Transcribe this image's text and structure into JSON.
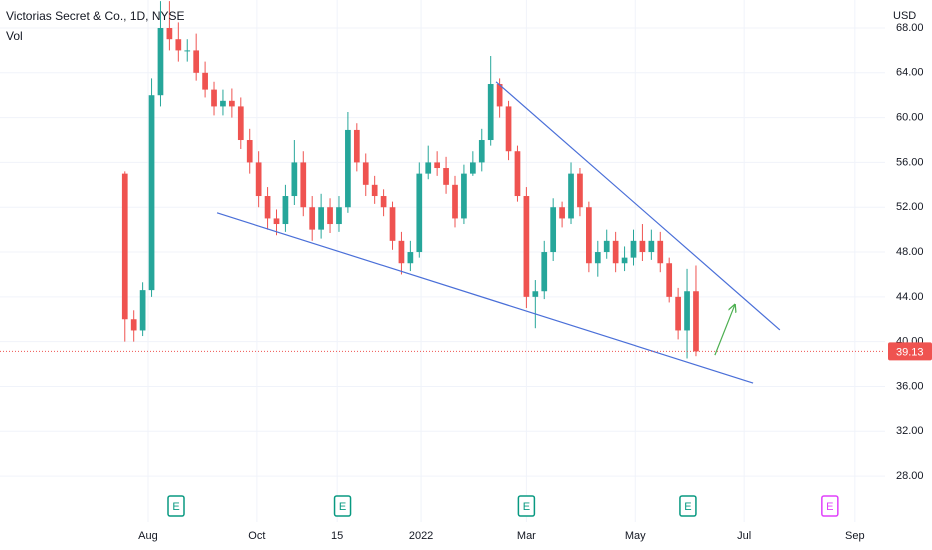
{
  "chart_data": {
    "type": "candlestick",
    "title": "Victorias Secret & Co., 1D, NYSE",
    "subtitle": "Vol",
    "currency": "USD",
    "up_color": "#26a69a",
    "down_color": "#ef5350",
    "grid": true,
    "x": [
      18,
      23,
      28,
      33,
      38,
      43,
      48,
      53,
      58,
      63,
      68,
      73,
      78,
      83,
      88,
      93,
      98,
      103,
      108,
      113,
      118,
      123,
      128,
      133,
      138,
      143,
      148,
      153,
      158,
      163,
      168,
      173,
      178,
      183,
      188,
      193,
      198,
      203,
      208,
      213,
      218,
      223,
      228,
      233,
      238,
      243,
      248,
      253,
      258,
      263,
      268,
      273,
      278,
      283,
      288,
      293,
      298,
      303,
      308,
      313,
      318,
      323,
      328,
      333,
      338
    ],
    "open": [
      55,
      42,
      41,
      44.6,
      62,
      68,
      67,
      66,
      66,
      64,
      62.5,
      61,
      61.5,
      61,
      58,
      56,
      53,
      51,
      50.5,
      53,
      56,
      52,
      50,
      52,
      50.5,
      52,
      58.9,
      56,
      54,
      53,
      52,
      49,
      47,
      48,
      55,
      56,
      55.5,
      54,
      51,
      55,
      56,
      58,
      63,
      61,
      57,
      53,
      44,
      44.5,
      48,
      52,
      51,
      55,
      52,
      47,
      48,
      49,
      47,
      47.5,
      49,
      48,
      49,
      47,
      44,
      41,
      44.5
    ],
    "high": [
      55.2,
      42.8,
      45.3,
      63.5,
      70.4,
      70.4,
      68.5,
      67,
      67.5,
      65,
      63.2,
      62.5,
      62.6,
      61.8,
      59,
      57,
      53.8,
      51.8,
      54,
      58,
      57,
      53,
      53.2,
      52.8,
      53,
      60.5,
      59.5,
      56.8,
      54.8,
      53.6,
      52.5,
      49.8,
      49,
      56,
      57.5,
      57,
      56.5,
      54.8,
      55.8,
      57,
      59,
      65.5,
      63.5,
      61.5,
      57.5,
      53.8,
      45.5,
      49,
      52.8,
      52.5,
      56,
      55.5,
      52.5,
      49,
      50,
      49.8,
      48.5,
      50,
      50.5,
      50,
      49.8,
      47.5,
      44.8,
      46.5,
      46.8
    ],
    "low": [
      40,
      40,
      40.5,
      44,
      61,
      66,
      65,
      65,
      63.3,
      61.8,
      60.2,
      60.2,
      60,
      57.2,
      55,
      52,
      50,
      49.5,
      49.8,
      52.2,
      51.2,
      49,
      49.2,
      49.7,
      49.8,
      51.5,
      55.2,
      53,
      52.3,
      51.2,
      48.2,
      46,
      46.3,
      47.5,
      54.5,
      54.8,
      53.2,
      50.2,
      50.5,
      54.8,
      55.2,
      57.5,
      60,
      56.2,
      52.5,
      43,
      41.2,
      43.8,
      47.2,
      50.2,
      50.5,
      51.2,
      46.2,
      45.8,
      47.4,
      46.2,
      46.3,
      46.8,
      47.2,
      47.3,
      46.2,
      43.5,
      40.2,
      38.5,
      38.7
    ],
    "close": [
      42,
      41,
      44.6,
      62,
      68,
      67,
      66,
      66,
      64,
      62.5,
      61,
      61.5,
      61,
      58,
      56,
      53,
      51,
      50.5,
      53,
      56,
      52,
      50,
      52,
      50.5,
      52,
      58.9,
      56,
      54,
      53,
      52,
      49,
      47,
      48,
      55,
      56,
      55.5,
      54,
      51,
      55,
      56,
      58,
      63,
      61,
      57,
      53,
      44,
      44.5,
      48,
      52,
      51,
      55,
      52,
      47,
      48,
      49,
      47,
      47.5,
      49,
      48,
      49,
      47,
      44,
      41,
      44.5,
      39.13
    ],
    "last_price": 39.13,
    "xlim": [
      -51.9,
      443.9
    ],
    "ylim": [
      23.9,
      70.5
    ],
    "xticks": [
      {
        "value": 31,
        "label": "Aug"
      },
      {
        "value": 92,
        "label": "Oct"
      },
      {
        "value": 137,
        "label": "15"
      },
      {
        "value": 184,
        "label": "2022"
      },
      {
        "value": 243,
        "label": "Mar"
      },
      {
        "value": 304,
        "label": "May"
      },
      {
        "value": 365,
        "label": "Jul"
      },
      {
        "value": 427,
        "label": "Sep"
      }
    ],
    "yticks": [
      {
        "value": 28,
        "label": "28.00"
      },
      {
        "value": 32,
        "label": "32.00"
      },
      {
        "value": 36,
        "label": "36.00"
      },
      {
        "value": 40,
        "label": "40.00"
      },
      {
        "value": 44,
        "label": "44.00"
      },
      {
        "value": 48,
        "label": "48.00"
      },
      {
        "value": 52,
        "label": "52.00"
      },
      {
        "value": 56,
        "label": "56.00"
      },
      {
        "value": 60,
        "label": "60.00"
      },
      {
        "value": 64,
        "label": "64.00"
      },
      {
        "value": 68,
        "label": "68.00"
      }
    ],
    "drawings": [
      {
        "x": [
          226,
          385
        ],
        "y": [
          63.2,
          41.05
        ],
        "color": "#4a6fd8"
      },
      {
        "x": [
          69.7,
          370
        ],
        "y": [
          51.5,
          36.3
        ],
        "color": "#4a6fd8"
      },
      {
        "x": [
          348.6,
          359.8
        ],
        "y": [
          38.8,
          43.3
        ],
        "color": "#4caf50",
        "arrow": true
      }
    ],
    "events": [
      {
        "x": 46.7,
        "label": "E",
        "color": "#089981"
      },
      {
        "x": 140,
        "label": "E",
        "color": "#089981"
      },
      {
        "x": 243,
        "label": "E",
        "color": "#089981"
      },
      {
        "x": 333.5,
        "label": "E",
        "color": "#089981"
      },
      {
        "x": 413,
        "label": "E",
        "color": "#e040fb"
      }
    ]
  }
}
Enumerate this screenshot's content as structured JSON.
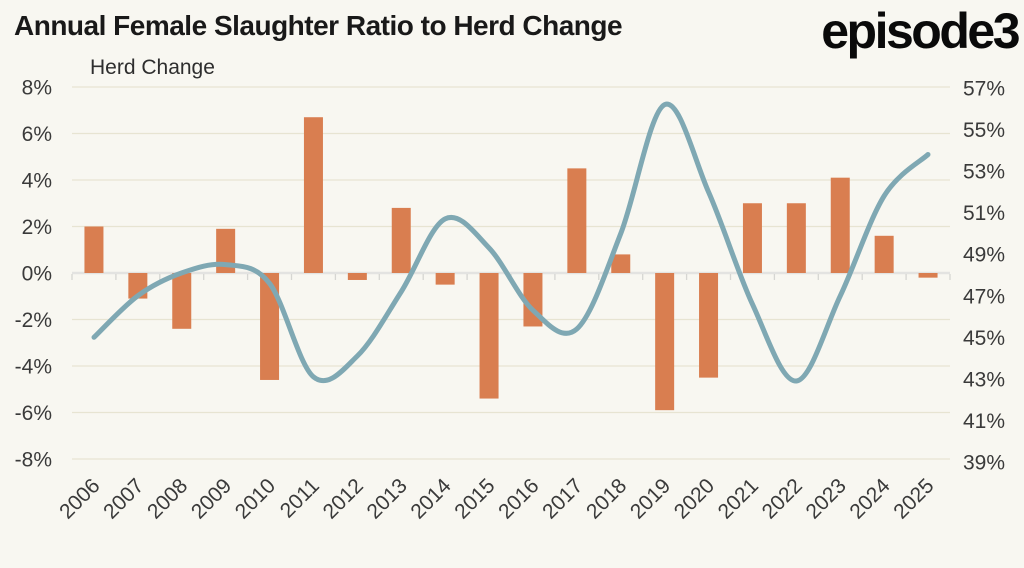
{
  "header": {
    "title": "Annual Female Slaughter Ratio to Herd Change",
    "logo": "episode3"
  },
  "chart_data": {
    "type": "bar+line dual-axis combo",
    "series_label": "Herd Change",
    "categories": [
      "2006",
      "2007",
      "2008",
      "2009",
      "2010",
      "2011",
      "2012",
      "2013",
      "2014",
      "2015",
      "2016",
      "2017",
      "2018",
      "2019",
      "2020",
      "2021",
      "2022",
      "2023",
      "2024",
      "2025"
    ],
    "series": [
      {
        "name": "Herd Change",
        "type": "bar",
        "axis": "left",
        "unit": "%",
        "color": "#d97e50",
        "values": [
          2.0,
          -1.1,
          -2.4,
          1.9,
          -4.6,
          6.7,
          -0.3,
          2.8,
          -0.5,
          -5.4,
          -2.3,
          4.5,
          0.8,
          -5.9,
          -4.5,
          3.0,
          3.0,
          4.1,
          1.6,
          -0.2
        ]
      },
      {
        "name": "Annual Female Slaughter Ratio",
        "type": "line",
        "axis": "right",
        "unit": "%",
        "color": "#7fa8b3",
        "values": [
          45.0,
          47.0,
          48.1,
          48.5,
          47.6,
          43.1,
          44.1,
          47.2,
          50.7,
          49.3,
          46.3,
          45.4,
          50.0,
          56.2,
          52.0,
          46.6,
          42.9,
          47.0,
          51.8,
          53.8
        ]
      }
    ],
    "left_axis": {
      "ticks": [
        "8%",
        "6%",
        "4%",
        "2%",
        "0%",
        "-2%",
        "-4%",
        "-6%",
        "-8%"
      ],
      "min": -8,
      "max": 8
    },
    "right_axis": {
      "ticks": [
        "57%",
        "55%",
        "53%",
        "51%",
        "49%",
        "47%",
        "45%",
        "43%",
        "41%",
        "39%"
      ],
      "min": 39,
      "max": 57
    },
    "grid": true,
    "legend_position": "top-left"
  },
  "colors": {
    "background": "#f8f7f1",
    "bar": "#d97e50",
    "line": "#7fa8b3",
    "grid": "#e7e4d2",
    "zero_line": "#e3e3e1",
    "zero_tick": "#d6d6d2",
    "axis_text": "#3a3a3a"
  }
}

Work instructions:
Look over the listing. Pull out every line with the string "Herd" in it.

Answer to the problem:
    "title": "Annual Female Slaughter Ratio to Herd Change",
    "series_label": "Herd Change",
        "name": "Herd Change",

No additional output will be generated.